Your instructions: Copy out all lines where "xlabel" appears.
## Start
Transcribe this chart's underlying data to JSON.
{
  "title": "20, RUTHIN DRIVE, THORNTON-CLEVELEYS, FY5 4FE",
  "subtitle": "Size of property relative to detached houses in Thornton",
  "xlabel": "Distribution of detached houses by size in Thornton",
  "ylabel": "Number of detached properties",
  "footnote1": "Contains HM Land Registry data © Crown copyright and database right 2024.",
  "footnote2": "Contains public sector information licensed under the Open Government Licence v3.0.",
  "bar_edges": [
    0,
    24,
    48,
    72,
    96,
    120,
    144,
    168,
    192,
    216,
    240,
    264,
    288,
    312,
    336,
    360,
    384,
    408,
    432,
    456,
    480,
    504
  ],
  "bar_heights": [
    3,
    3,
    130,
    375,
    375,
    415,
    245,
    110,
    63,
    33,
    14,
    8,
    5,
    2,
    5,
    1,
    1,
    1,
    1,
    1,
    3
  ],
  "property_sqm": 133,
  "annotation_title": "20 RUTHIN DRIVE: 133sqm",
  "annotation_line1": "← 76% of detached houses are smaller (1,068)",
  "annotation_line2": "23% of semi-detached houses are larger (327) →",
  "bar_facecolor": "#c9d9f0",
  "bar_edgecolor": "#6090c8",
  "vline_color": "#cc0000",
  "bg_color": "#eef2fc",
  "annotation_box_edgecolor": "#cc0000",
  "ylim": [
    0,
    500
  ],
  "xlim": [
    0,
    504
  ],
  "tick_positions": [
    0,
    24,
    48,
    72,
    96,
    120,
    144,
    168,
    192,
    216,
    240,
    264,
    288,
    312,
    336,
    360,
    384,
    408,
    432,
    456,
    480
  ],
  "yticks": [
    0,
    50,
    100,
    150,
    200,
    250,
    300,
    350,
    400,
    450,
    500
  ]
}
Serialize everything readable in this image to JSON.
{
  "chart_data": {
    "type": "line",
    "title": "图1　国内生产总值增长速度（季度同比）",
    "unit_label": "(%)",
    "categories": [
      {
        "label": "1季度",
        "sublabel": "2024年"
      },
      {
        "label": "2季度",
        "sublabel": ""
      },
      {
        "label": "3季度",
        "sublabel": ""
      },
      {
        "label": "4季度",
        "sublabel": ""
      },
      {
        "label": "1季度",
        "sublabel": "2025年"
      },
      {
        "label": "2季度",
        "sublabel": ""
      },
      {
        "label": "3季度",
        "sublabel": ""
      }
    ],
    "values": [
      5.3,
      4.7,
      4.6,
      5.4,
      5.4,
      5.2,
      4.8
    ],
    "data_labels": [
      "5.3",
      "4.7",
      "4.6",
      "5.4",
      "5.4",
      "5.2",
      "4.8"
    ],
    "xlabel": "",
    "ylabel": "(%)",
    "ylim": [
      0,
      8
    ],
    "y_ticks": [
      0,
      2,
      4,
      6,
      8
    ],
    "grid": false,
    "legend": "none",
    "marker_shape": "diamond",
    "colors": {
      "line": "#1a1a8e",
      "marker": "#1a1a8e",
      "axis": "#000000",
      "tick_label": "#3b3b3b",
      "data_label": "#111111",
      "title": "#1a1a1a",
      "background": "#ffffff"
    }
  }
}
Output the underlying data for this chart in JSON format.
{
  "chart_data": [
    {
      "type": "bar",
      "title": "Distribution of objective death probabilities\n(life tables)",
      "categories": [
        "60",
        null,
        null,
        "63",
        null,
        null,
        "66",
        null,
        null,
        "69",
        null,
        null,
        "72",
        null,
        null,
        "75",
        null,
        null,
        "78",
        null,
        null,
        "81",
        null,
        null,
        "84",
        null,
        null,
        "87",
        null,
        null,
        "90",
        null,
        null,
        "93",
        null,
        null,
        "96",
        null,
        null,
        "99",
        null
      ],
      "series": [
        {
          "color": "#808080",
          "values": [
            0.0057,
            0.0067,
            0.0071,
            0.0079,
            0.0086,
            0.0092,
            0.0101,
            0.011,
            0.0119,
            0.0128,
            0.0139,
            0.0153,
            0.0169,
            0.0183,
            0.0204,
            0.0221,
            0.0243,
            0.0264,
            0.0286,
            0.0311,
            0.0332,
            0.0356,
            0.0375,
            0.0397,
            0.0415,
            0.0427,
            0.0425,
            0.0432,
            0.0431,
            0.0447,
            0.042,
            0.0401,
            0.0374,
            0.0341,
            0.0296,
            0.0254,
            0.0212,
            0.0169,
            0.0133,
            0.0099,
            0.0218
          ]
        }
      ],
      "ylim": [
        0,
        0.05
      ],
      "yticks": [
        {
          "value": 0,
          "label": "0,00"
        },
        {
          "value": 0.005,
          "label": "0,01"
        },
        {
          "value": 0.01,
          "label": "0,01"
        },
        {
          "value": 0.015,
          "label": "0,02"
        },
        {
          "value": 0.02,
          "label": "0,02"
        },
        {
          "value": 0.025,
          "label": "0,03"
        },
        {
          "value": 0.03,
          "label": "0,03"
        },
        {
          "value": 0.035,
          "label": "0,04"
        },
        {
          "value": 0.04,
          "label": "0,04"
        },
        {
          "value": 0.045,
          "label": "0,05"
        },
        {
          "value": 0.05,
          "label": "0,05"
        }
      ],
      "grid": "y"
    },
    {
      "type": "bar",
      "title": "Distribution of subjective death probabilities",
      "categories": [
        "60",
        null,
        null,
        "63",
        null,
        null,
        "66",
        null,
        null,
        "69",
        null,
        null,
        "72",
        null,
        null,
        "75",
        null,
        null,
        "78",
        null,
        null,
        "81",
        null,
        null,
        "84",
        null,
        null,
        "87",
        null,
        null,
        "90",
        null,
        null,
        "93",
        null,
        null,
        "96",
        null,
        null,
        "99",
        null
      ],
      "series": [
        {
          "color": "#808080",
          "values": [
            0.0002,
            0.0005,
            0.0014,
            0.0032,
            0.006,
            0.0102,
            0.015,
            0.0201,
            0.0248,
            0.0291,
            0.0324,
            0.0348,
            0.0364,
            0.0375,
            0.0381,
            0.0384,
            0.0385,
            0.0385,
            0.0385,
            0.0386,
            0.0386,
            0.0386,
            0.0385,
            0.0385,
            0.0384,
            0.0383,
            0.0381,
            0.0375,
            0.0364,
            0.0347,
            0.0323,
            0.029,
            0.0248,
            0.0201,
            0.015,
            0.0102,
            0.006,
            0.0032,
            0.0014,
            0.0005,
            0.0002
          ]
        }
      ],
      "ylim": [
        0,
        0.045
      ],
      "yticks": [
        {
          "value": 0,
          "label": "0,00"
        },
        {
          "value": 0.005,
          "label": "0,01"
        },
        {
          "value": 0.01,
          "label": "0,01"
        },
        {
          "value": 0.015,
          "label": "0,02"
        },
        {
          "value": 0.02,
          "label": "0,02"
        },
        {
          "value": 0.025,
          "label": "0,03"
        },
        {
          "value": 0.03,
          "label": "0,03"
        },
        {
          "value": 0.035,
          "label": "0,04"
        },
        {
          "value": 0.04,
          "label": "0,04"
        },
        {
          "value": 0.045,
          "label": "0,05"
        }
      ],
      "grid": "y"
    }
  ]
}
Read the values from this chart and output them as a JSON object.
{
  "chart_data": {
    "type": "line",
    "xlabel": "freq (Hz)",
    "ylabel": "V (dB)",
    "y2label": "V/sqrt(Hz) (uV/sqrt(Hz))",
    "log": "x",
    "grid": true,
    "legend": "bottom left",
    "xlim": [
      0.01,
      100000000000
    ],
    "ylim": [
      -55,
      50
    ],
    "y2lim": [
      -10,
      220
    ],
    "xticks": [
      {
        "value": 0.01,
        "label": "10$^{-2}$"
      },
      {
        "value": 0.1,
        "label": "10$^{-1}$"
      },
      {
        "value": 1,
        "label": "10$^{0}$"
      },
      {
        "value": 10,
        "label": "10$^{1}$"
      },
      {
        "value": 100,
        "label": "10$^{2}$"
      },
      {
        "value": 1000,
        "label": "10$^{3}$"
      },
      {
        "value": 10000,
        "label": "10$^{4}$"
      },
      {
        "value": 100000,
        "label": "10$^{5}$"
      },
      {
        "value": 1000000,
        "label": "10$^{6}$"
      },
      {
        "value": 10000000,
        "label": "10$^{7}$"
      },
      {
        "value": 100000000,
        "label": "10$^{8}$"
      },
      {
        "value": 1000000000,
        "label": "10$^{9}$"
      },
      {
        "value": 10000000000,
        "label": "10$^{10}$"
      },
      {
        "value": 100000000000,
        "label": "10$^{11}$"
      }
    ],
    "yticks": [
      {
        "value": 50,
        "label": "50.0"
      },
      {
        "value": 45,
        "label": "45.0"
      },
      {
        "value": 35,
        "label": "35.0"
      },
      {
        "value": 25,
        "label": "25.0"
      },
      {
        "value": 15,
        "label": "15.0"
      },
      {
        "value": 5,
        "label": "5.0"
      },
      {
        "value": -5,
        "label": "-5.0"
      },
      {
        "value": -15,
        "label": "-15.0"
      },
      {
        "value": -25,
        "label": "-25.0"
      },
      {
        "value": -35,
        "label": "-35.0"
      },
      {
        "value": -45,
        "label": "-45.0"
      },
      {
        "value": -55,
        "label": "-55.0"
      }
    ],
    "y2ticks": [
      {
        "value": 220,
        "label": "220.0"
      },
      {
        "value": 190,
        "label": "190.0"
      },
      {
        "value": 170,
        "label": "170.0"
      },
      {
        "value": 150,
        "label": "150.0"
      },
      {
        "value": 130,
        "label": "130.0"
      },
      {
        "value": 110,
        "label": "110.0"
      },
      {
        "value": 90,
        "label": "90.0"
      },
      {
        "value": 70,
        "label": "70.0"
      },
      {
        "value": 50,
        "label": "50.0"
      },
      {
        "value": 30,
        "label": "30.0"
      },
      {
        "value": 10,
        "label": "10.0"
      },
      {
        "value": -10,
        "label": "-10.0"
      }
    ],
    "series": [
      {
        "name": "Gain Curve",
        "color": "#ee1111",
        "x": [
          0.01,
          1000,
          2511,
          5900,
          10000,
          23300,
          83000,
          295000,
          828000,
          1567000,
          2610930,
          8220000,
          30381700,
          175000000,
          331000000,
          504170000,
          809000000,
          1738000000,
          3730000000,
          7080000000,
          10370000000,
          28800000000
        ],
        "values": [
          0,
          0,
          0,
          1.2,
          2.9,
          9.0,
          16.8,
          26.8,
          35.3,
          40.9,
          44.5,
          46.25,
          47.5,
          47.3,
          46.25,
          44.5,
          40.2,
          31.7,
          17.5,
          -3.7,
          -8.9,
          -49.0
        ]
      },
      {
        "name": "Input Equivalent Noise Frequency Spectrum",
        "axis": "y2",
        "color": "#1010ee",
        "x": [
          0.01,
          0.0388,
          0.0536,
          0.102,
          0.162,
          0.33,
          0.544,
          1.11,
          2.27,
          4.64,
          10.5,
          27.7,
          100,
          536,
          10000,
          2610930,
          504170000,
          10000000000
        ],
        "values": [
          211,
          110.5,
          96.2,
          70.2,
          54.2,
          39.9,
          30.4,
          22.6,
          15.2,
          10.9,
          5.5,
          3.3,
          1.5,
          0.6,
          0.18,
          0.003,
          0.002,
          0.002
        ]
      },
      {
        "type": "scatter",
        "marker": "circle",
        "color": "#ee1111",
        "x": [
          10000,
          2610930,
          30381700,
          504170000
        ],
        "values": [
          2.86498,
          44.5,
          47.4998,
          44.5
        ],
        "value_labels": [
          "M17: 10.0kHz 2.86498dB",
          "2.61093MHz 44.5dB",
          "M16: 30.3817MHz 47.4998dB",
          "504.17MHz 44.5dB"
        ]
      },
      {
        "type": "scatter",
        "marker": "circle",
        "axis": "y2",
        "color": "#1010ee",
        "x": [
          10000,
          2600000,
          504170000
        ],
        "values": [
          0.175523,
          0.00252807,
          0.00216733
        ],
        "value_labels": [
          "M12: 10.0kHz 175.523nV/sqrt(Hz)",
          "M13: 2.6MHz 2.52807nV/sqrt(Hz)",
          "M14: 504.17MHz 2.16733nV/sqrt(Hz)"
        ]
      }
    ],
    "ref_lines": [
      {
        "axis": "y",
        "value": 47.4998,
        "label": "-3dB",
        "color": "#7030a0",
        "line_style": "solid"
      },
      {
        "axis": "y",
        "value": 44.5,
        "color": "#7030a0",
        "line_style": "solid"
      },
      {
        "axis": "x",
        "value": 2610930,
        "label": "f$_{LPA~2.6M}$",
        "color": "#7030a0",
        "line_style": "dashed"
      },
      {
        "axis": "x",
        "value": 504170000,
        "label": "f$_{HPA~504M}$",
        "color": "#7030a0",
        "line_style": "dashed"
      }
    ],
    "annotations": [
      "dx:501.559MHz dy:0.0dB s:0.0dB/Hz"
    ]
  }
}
## End
Answer to the exercise:
  "xlabel": "Distribution of detached houses by size in Thornton",
    "xlabel": "",
    "xlabel": "freq (Hz)",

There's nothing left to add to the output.